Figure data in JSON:
────
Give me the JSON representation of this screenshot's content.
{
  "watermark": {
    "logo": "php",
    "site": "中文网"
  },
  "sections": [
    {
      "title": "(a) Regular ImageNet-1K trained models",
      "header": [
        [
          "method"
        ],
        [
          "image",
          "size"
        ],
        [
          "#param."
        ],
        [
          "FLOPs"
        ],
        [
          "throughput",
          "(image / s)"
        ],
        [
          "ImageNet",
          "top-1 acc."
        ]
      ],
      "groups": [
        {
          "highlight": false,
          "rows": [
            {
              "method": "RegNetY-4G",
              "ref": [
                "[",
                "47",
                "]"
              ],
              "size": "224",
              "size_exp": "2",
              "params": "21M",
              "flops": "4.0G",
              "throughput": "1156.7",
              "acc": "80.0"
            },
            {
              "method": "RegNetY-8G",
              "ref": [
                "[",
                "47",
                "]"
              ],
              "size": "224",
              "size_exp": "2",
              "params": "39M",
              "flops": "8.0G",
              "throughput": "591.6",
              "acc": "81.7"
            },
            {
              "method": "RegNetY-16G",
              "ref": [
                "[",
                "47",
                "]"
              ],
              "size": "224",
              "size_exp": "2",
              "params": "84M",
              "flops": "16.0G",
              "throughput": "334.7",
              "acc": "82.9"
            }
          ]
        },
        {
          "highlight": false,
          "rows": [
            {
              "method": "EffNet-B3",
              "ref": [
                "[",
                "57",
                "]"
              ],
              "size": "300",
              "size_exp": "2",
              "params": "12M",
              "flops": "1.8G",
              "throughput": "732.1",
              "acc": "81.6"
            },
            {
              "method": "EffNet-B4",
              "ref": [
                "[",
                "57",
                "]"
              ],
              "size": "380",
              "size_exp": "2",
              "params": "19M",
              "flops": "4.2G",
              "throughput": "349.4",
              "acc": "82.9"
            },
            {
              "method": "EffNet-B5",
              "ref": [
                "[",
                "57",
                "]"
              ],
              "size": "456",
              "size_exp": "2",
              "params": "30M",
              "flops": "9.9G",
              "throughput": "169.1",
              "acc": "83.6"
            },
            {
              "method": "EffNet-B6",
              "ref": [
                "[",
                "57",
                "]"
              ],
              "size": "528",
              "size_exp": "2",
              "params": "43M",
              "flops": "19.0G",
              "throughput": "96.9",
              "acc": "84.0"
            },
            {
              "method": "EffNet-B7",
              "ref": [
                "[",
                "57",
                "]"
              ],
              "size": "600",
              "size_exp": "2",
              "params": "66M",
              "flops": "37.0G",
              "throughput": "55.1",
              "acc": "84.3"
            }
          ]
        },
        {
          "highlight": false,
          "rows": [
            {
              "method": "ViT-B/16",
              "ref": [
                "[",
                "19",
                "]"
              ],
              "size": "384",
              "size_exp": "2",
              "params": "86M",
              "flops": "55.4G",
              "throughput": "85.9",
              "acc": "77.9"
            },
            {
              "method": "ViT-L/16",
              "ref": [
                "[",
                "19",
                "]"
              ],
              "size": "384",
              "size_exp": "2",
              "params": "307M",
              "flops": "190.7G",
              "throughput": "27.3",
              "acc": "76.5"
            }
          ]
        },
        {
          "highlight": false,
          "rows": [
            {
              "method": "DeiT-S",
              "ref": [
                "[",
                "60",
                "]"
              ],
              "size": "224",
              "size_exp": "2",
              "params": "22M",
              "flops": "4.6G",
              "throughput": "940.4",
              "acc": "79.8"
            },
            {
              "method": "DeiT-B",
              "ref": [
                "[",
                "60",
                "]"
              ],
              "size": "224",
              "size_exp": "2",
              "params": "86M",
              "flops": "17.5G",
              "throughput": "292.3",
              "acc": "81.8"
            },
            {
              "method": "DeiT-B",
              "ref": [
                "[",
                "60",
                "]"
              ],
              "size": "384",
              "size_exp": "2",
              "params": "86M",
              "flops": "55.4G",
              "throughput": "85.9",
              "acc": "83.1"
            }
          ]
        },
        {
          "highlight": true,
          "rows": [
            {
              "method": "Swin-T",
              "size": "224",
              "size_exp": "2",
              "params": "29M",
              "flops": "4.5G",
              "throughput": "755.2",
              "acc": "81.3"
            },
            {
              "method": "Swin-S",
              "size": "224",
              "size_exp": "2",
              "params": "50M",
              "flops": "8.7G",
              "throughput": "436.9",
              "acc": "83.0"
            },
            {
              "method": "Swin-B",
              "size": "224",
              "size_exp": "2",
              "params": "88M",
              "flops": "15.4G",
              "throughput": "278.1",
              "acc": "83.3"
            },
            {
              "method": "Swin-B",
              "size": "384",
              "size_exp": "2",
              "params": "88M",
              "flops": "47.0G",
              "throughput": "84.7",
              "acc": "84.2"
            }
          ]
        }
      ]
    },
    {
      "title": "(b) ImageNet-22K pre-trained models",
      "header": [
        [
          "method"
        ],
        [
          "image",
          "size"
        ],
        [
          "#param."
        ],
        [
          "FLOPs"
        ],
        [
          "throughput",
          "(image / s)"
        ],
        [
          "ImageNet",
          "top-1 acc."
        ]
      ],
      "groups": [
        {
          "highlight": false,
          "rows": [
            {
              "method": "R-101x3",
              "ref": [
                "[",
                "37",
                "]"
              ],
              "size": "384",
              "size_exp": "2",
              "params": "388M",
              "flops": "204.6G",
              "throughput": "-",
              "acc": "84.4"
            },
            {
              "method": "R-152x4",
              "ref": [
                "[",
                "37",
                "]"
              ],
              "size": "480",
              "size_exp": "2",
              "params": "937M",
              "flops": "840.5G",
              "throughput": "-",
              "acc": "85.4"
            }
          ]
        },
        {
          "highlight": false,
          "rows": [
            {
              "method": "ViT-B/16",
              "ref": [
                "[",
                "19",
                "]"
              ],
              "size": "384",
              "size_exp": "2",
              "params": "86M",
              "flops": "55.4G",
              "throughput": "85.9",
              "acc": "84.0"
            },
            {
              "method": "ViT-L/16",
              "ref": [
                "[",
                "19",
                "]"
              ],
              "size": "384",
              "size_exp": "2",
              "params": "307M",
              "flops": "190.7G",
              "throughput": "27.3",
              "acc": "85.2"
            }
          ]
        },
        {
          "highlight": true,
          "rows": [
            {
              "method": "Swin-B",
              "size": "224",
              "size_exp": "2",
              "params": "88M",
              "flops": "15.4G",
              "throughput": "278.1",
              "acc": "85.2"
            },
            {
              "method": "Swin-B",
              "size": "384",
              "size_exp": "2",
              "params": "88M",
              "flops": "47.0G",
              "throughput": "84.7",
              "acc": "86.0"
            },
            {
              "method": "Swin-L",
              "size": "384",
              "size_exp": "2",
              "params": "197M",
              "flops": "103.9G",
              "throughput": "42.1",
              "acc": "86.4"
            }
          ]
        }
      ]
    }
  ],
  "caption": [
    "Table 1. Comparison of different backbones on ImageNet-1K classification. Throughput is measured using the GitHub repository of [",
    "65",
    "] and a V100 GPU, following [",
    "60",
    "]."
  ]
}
────
* _What you are asked to do_
Write out every line of the material again, exactly as it reads.

* _Task response_
Give me the JSON representation of this screenshot's content.
{
  "watermark": {
    "logo": "php",
    "site": "中文网"
  },
  "sections": [
    {
      "title": "(a) Regular ImageNet-1K trained models",
      "header": [
        [
          "method"
        ],
        [
          "image",
          "size"
        ],
        [
          "#param."
        ],
        [
          "FLOPs"
        ],
        [
          "throughput",
          "(image / s)"
        ],
        [
          "ImageNet",
          "top-1 acc."
        ]
      ],
      "groups": [
        {
          "highlight": false,
          "rows": [
            {
              "method": "RegNetY-4G",
              "ref": [
                "[",
                "47",
                "]"
              ],
              "size": "224",
              "size_exp": "2",
              "params": "21M",
              "flops": "4.0G",
              "throughput": "1156.7",
              "acc": "80.0"
            },
            {
              "method": "RegNetY-8G",
              "ref": [
                "[",
                "47",
                "]"
              ],
              "size": "224",
              "size_exp": "2",
              "params": "39M",
              "flops": "8.0G",
              "throughput": "591.6",
              "acc": "81.7"
            },
            {
              "method": "RegNetY-16G",
              "ref": [
                "[",
                "47",
                "]"
              ],
              "size": "224",
              "size_exp": "2",
              "params": "84M",
              "flops": "16.0G",
              "throughput": "334.7",
              "acc": "82.9"
            }
          ]
        },
        {
          "highlight": false,
          "rows": [
            {
              "method": "EffNet-B3",
              "ref": [
                "[",
                "57",
                "]"
              ],
              "size": "300",
              "size_exp": "2",
              "params": "12M",
              "flops": "1.8G",
              "throughput": "732.1",
              "acc": "81.6"
            },
            {
              "method": "EffNet-B4",
              "ref": [
                "[",
                "57",
                "]"
              ],
              "size": "380",
              "size_exp": "2",
              "params": "19M",
              "flops": "4.2G",
              "throughput": "349.4",
              "acc": "82.9"
            },
            {
              "method": "EffNet-B5",
              "ref": [
                "[",
                "57",
                "]"
              ],
              "size": "456",
              "size_exp": "2",
              "params": "30M",
              "flops": "9.9G",
              "throughput": "169.1",
              "acc": "83.6"
            },
            {
              "method": "EffNet-B6",
              "ref": [
                "[",
                "57",
                "]"
              ],
              "size": "528",
              "size_exp": "2",
              "params": "43M",
              "flops": "19.0G",
              "throughput": "96.9",
              "acc": "84.0"
            },
            {
              "method": "EffNet-B7",
              "ref": [
                "[",
                "57",
                "]"
              ],
              "size": "600",
              "size_exp": "2",
              "params": "66M",
              "flops": "37.0G",
              "throughput": "55.1",
              "acc": "84.3"
            }
          ]
        },
        {
          "highlight": false,
          "rows": [
            {
              "method": "ViT-B/16",
              "ref": [
                "[",
                "19",
                "]"
              ],
              "size": "384",
              "size_exp": "2",
              "params": "86M",
              "flops": "55.4G",
              "throughput": "85.9",
              "acc": "77.9"
            },
            {
              "method": "ViT-L/16",
              "ref": [
                "[",
                "19",
                "]"
              ],
              "size": "384",
              "size_exp": "2",
              "params": "307M",
              "flops": "190.7G",
              "throughput": "27.3",
              "acc": "76.5"
            }
          ]
        },
        {
          "highlight": false,
          "rows": [
            {
              "method": "DeiT-S",
              "ref": [
                "[",
                "60",
                "]"
              ],
              "size": "224",
              "size_exp": "2",
              "params": "22M",
              "flops": "4.6G",
              "throughput": "940.4",
              "acc": "79.8"
            },
            {
              "method": "DeiT-B",
              "ref": [
                "[",
                "60",
                "]"
              ],
              "size": "224",
              "size_exp": "2",
              "params": "86M",
              "flops": "17.5G",
              "throughput": "292.3",
              "acc": "81.8"
            },
            {
              "method": "DeiT-B",
              "ref": [
                "[",
                "60",
                "]"
              ],
              "size": "384",
              "size_exp": "2",
              "params": "86M",
              "flops": "55.4G",
              "throughput": "85.9",
              "acc": "83.1"
            }
          ]
        },
        {
          "highlight": true,
          "rows": [
            {
              "method": "Swin-T",
              "size": "224",
              "size_exp": "2",
              "params": "29M",
              "flops": "4.5G",
              "throughput": "755.2",
              "acc": "81.3"
            },
            {
              "method": "Swin-S",
              "size": "224",
              "size_exp": "2",
              "params": "50M",
              "flops": "8.7G",
              "throughput": "436.9",
              "acc": "83.0"
            },
            {
              "method": "Swin-B",
              "size": "224",
              "size_exp": "2",
              "params": "88M",
              "flops": "15.4G",
              "throughput": "278.1",
              "acc": "83.3"
            },
            {
              "method": "Swin-B",
              "size": "384",
              "size_exp": "2",
              "params": "88M",
              "flops": "47.0G",
              "throughput": "84.7",
              "acc": "84.2"
            }
          ]
        }
      ]
    },
    {
      "title": "(b) ImageNet-22K pre-trained models",
      "header": [
        [
          "method"
        ],
        [
          "image",
          "size"
        ],
        [
          "#param."
        ],
        [
          "FLOPs"
        ],
        [
          "throughput",
          "(image / s)"
        ],
        [
          "ImageNet",
          "top-1 acc."
        ]
      ],
      "groups": [
        {
          "highlight": false,
          "rows": [
            {
              "method": "R-101x3",
              "ref": [
                "[",
                "37",
                "]"
              ],
              "size": "384",
              "size_exp": "2",
              "params": "388M",
              "flops": "204.6G",
              "throughput": "-",
              "acc": "84.4"
            },
            {
              "method": "R-152x4",
              "ref": [
                "[",
                "37",
                "]"
              ],
              "size": "480",
              "size_exp": "2",
              "params": "937M",
              "flops": "840.5G",
              "throughput": "-",
              "acc": "85.4"
            }
          ]
        },
        {
          "highlight": false,
          "rows": [
            {
              "method": "ViT-B/16",
              "ref": [
                "[",
                "19",
                "]"
              ],
              "size": "384",
              "size_exp": "2",
              "params": "86M",
              "flops": "55.4G",
              "throughput": "85.9",
              "acc": "84.0"
            },
            {
              "method": "ViT-L/16",
              "ref": [
                "[",
                "19",
                "]"
              ],
              "size": "384",
              "size_exp": "2",
              "params": "307M",
              "flops": "190.7G",
              "throughput": "27.3",
              "acc": "85.2"
            }
          ]
        },
        {
          "highlight": true,
          "rows": [
            {
              "method": "Swin-B",
              "size": "224",
              "size_exp": "2",
              "params": "88M",
              "flops": "15.4G",
              "throughput": "278.1",
              "acc": "85.2"
            },
            {
              "method": "Swin-B",
              "size": "384",
              "size_exp": "2",
              "params": "88M",
              "flops": "47.0G",
              "throughput": "84.7",
              "acc": "86.0"
            },
            {
              "method": "Swin-L",
              "size": "384",
              "size_exp": "2",
              "params": "197M",
              "flops": "103.9G",
              "throughput": "42.1",
              "acc": "86.4"
            }
          ]
        }
      ]
    }
  ],
  "caption": [
    "Table 1. Comparison of different backbones on ImageNet-1K classification. Throughput is measured using the GitHub repository of [",
    "65",
    "] and a V100 GPU, following [",
    "60",
    "]."
  ]
}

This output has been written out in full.